--- INPUT FOR THIS TASK ---

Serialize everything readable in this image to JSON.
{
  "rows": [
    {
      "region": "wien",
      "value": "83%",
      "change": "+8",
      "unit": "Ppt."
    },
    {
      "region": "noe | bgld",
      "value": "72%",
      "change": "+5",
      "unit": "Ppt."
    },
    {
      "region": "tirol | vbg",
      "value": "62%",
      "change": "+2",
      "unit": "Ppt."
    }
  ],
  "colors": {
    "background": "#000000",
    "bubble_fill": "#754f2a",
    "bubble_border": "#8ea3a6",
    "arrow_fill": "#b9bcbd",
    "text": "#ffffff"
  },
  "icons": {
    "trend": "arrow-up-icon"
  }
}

---

EXERCISE AIM — Extract every entry above as it appears.

THE ANSWER —
Serialize everything readable in this image to JSON.
{
  "rows": [
    {
      "region": "wien",
      "value": "83%",
      "change": "+8",
      "unit": "Ppt."
    },
    {
      "region": "noe | bgld",
      "value": "72%",
      "change": "+5",
      "unit": "Ppt."
    },
    {
      "region": "tirol | vbg",
      "value": "62%",
      "change": "+2",
      "unit": "Ppt."
    }
  ],
  "colors": {
    "background": "#000000",
    "bubble_fill": "#754f2a",
    "bubble_border": "#8ea3a6",
    "arrow_fill": "#b9bcbd",
    "text": "#ffffff"
  },
  "icons": {
    "trend": "arrow-up-icon"
  }
}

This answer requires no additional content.